:: To do ::
Leave out the pictures and copy the remaining records exactly.

[START Data records]

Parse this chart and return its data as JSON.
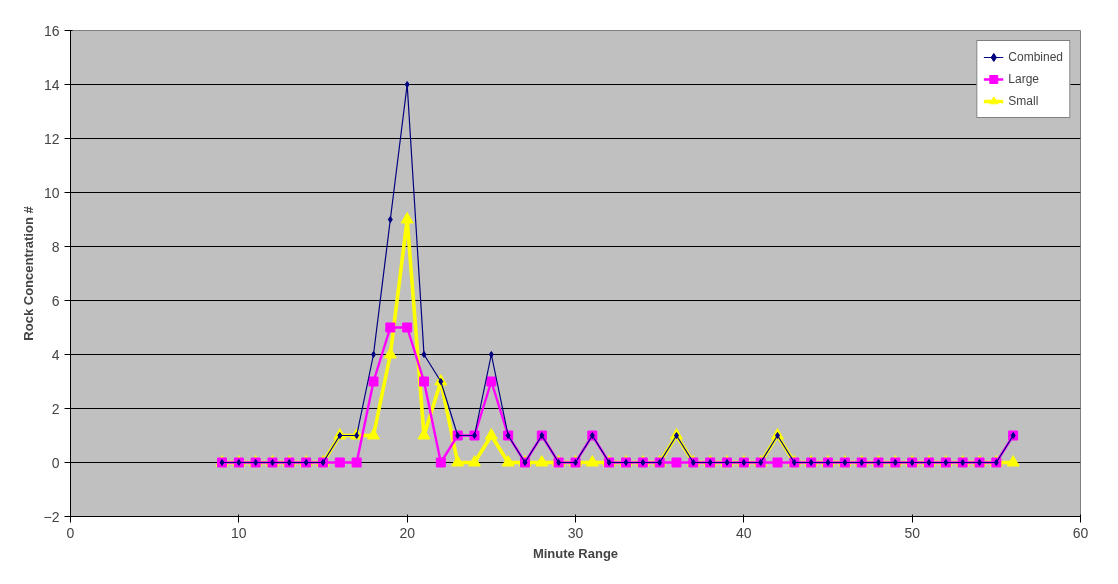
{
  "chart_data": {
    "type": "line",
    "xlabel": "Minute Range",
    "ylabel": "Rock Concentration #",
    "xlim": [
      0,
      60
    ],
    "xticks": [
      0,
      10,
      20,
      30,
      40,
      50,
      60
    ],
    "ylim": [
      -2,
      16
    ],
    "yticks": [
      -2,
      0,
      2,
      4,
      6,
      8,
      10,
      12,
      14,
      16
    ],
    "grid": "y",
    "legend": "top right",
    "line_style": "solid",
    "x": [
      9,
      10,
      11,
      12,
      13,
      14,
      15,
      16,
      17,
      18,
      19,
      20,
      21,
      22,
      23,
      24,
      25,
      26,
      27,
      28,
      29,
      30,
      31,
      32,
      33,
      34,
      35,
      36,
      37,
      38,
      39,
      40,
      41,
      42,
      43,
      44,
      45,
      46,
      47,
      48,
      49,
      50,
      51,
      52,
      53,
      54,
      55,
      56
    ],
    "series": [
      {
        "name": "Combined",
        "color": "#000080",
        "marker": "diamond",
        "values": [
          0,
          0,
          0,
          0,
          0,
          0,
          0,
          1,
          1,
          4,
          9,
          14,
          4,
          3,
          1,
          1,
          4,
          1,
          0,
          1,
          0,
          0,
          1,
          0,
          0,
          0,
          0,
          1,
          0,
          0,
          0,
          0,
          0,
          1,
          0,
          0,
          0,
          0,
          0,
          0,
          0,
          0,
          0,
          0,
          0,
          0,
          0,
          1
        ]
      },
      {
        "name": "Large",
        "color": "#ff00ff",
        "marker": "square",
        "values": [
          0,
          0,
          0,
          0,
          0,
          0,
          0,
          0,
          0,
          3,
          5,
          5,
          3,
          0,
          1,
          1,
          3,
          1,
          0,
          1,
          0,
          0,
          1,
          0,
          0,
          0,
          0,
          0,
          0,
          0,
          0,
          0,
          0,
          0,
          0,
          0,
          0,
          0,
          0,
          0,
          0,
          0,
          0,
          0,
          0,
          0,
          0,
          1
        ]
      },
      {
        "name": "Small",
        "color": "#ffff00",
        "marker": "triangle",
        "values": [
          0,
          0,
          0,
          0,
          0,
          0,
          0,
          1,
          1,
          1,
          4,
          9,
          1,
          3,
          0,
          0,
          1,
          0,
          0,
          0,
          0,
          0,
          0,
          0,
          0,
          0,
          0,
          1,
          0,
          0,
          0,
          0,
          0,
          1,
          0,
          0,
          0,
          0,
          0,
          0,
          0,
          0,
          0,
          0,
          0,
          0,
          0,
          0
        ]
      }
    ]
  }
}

[END Data records]

:: Result of this task ::
Parse this chart and return its data as JSON.
{
  "chart_data": {
    "type": "line",
    "xlabel": "Minute Range",
    "ylabel": "Rock Concentration #",
    "xlim": [
      0,
      60
    ],
    "xticks": [
      0,
      10,
      20,
      30,
      40,
      50,
      60
    ],
    "ylim": [
      -2,
      16
    ],
    "yticks": [
      -2,
      0,
      2,
      4,
      6,
      8,
      10,
      12,
      14,
      16
    ],
    "grid": "y",
    "legend": "top right",
    "line_style": "solid",
    "x": [
      9,
      10,
      11,
      12,
      13,
      14,
      15,
      16,
      17,
      18,
      19,
      20,
      21,
      22,
      23,
      24,
      25,
      26,
      27,
      28,
      29,
      30,
      31,
      32,
      33,
      34,
      35,
      36,
      37,
      38,
      39,
      40,
      41,
      42,
      43,
      44,
      45,
      46,
      47,
      48,
      49,
      50,
      51,
      52,
      53,
      54,
      55,
      56
    ],
    "series": [
      {
        "name": "Combined",
        "color": "#000080",
        "marker": "diamond",
        "values": [
          0,
          0,
          0,
          0,
          0,
          0,
          0,
          1,
          1,
          4,
          9,
          14,
          4,
          3,
          1,
          1,
          4,
          1,
          0,
          1,
          0,
          0,
          1,
          0,
          0,
          0,
          0,
          1,
          0,
          0,
          0,
          0,
          0,
          1,
          0,
          0,
          0,
          0,
          0,
          0,
          0,
          0,
          0,
          0,
          0,
          0,
          0,
          1
        ]
      },
      {
        "name": "Large",
        "color": "#ff00ff",
        "marker": "square",
        "values": [
          0,
          0,
          0,
          0,
          0,
          0,
          0,
          0,
          0,
          3,
          5,
          5,
          3,
          0,
          1,
          1,
          3,
          1,
          0,
          1,
          0,
          0,
          1,
          0,
          0,
          0,
          0,
          0,
          0,
          0,
          0,
          0,
          0,
          0,
          0,
          0,
          0,
          0,
          0,
          0,
          0,
          0,
          0,
          0,
          0,
          0,
          0,
          1
        ]
      },
      {
        "name": "Small",
        "color": "#ffff00",
        "marker": "triangle",
        "values": [
          0,
          0,
          0,
          0,
          0,
          0,
          0,
          1,
          1,
          1,
          4,
          9,
          1,
          3,
          0,
          0,
          1,
          0,
          0,
          0,
          0,
          0,
          0,
          0,
          0,
          0,
          0,
          1,
          0,
          0,
          0,
          0,
          0,
          1,
          0,
          0,
          0,
          0,
          0,
          0,
          0,
          0,
          0,
          0,
          0,
          0,
          0,
          0
        ]
      }
    ]
  }
}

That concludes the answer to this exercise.